**What is being asked:**
Where does the string "Actos" appear in the records? Copy every line that contains it.

**Available records:**
--- begin ---

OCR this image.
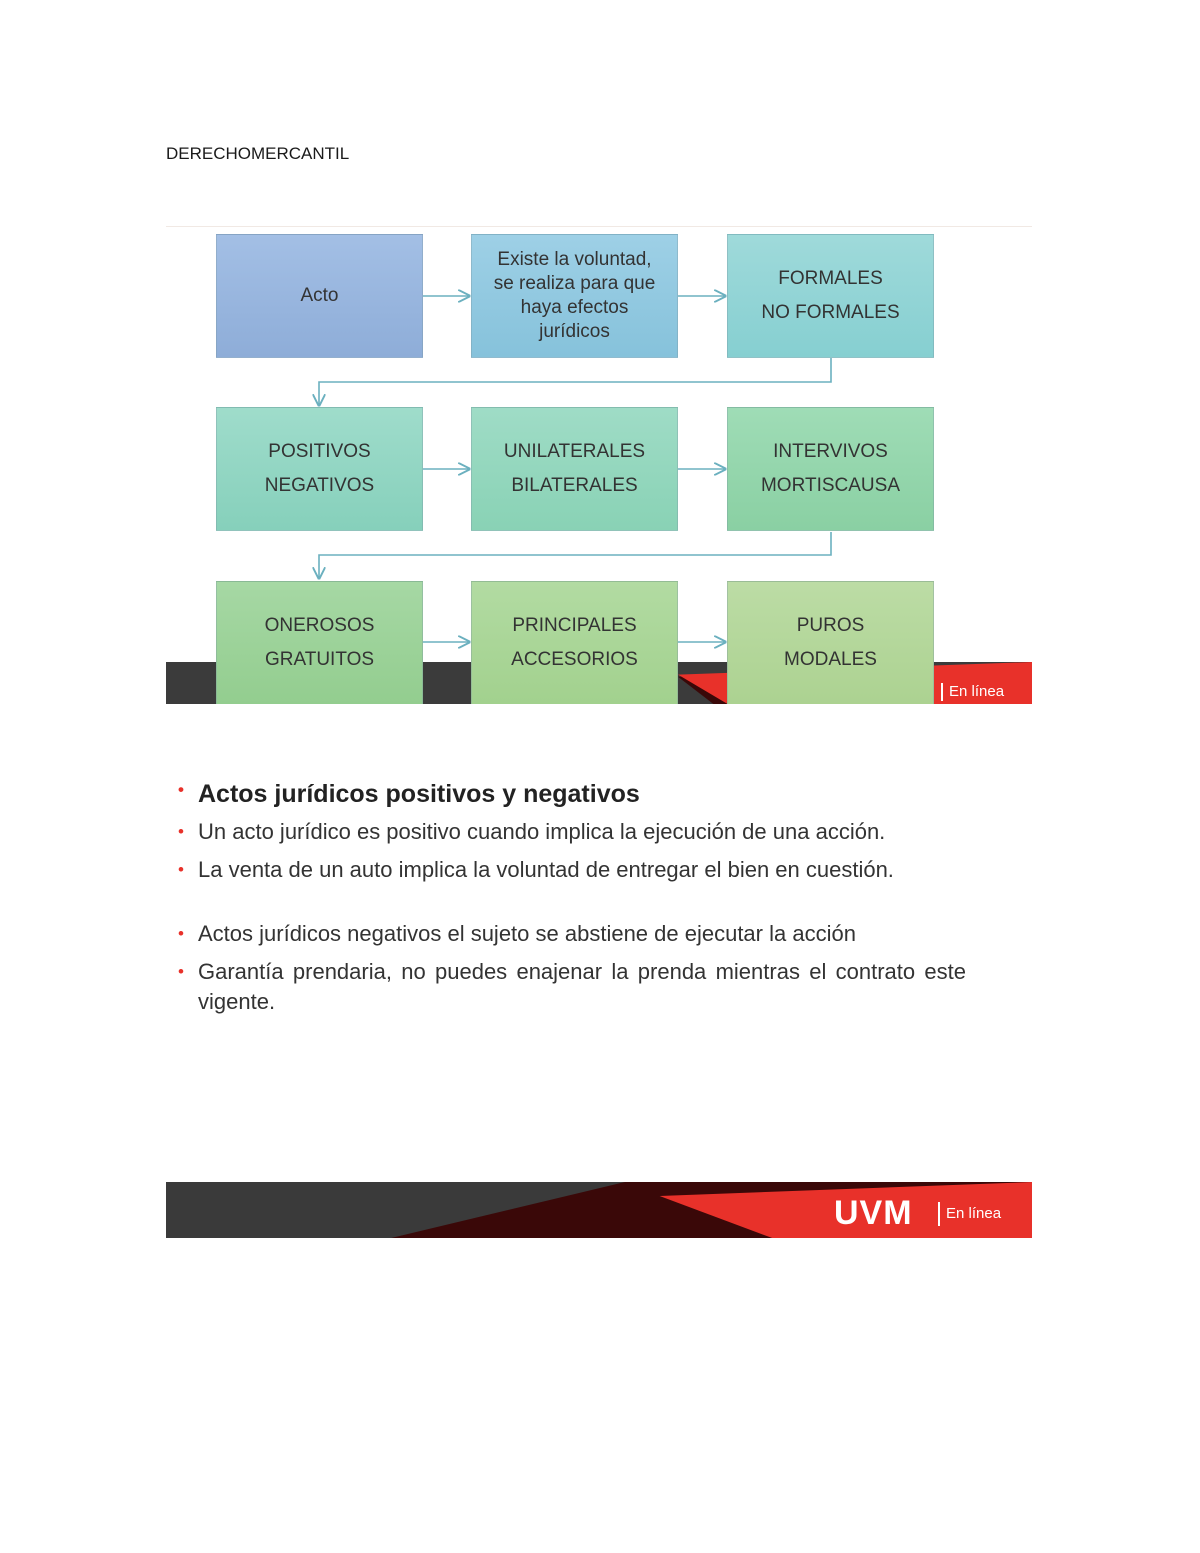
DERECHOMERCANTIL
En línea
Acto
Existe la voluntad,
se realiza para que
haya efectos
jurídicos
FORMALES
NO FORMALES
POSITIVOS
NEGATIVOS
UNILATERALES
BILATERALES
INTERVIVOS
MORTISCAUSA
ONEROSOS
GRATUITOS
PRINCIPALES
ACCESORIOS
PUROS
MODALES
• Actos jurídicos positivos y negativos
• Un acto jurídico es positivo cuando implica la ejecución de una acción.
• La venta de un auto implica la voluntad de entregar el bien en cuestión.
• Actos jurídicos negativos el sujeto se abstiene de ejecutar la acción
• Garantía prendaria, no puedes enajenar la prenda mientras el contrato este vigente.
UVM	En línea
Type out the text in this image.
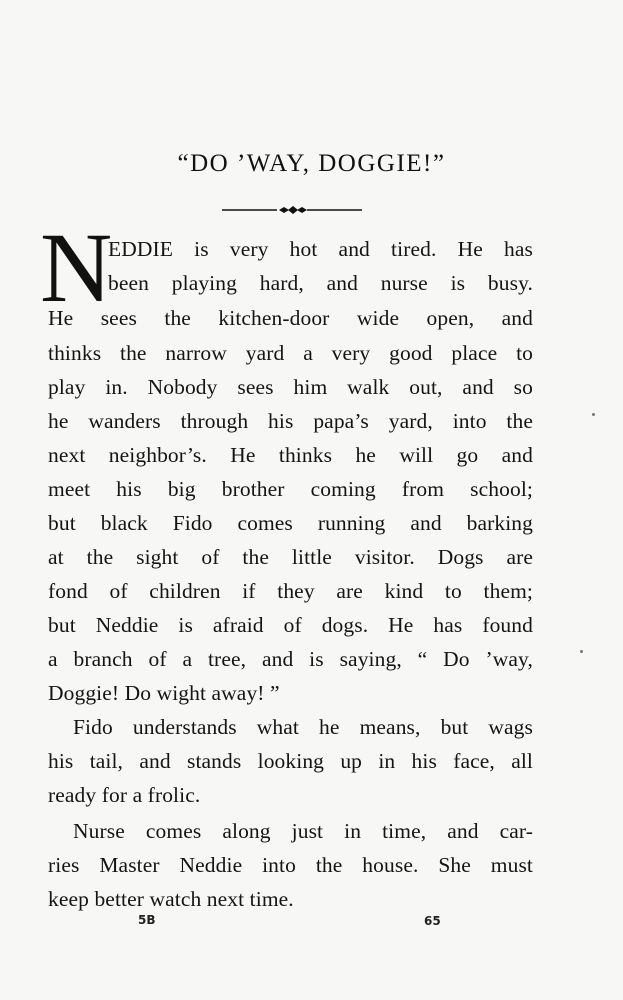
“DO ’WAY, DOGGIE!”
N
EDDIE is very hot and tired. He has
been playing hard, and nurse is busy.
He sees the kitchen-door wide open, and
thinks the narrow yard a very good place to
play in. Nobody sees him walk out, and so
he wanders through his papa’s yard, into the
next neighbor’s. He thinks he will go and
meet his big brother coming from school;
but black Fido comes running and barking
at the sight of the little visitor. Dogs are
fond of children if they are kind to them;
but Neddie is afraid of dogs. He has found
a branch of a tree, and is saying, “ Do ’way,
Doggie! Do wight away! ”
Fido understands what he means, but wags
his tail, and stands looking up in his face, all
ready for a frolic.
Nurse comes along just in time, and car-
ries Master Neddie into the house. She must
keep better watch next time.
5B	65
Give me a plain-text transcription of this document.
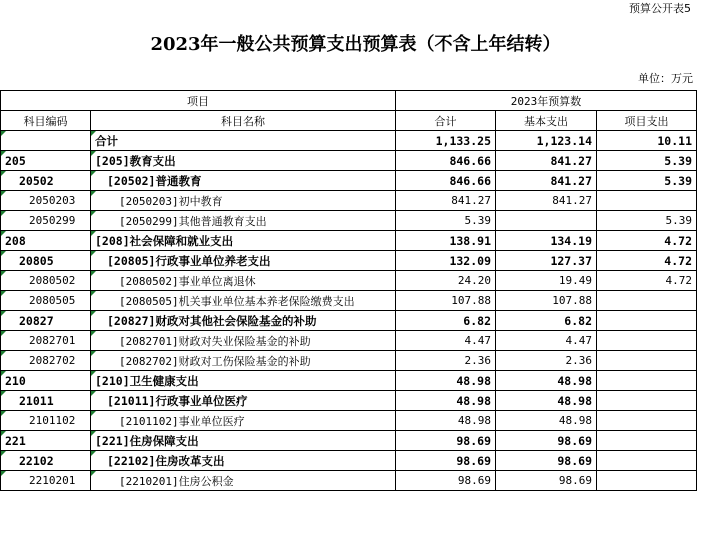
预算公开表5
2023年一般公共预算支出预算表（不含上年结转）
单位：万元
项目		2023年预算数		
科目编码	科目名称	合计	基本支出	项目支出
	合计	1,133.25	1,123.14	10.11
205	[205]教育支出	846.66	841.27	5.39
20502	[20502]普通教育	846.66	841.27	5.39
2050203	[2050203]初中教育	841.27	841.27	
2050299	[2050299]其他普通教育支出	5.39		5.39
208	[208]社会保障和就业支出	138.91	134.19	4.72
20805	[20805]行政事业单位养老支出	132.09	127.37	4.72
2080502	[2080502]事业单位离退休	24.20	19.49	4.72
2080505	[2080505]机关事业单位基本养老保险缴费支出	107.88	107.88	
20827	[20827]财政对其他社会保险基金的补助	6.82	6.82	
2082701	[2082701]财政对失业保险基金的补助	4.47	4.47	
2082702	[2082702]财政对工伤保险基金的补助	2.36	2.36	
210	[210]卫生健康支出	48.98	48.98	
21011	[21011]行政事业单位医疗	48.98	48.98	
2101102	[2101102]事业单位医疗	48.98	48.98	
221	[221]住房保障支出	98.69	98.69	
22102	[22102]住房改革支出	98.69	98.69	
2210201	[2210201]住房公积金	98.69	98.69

--- end ---

**Response to this exercise:**
• Actos jurídicos positivos y negativos
• Actos jurídicos negativos el sujeto se abstiene de ejecutar la acción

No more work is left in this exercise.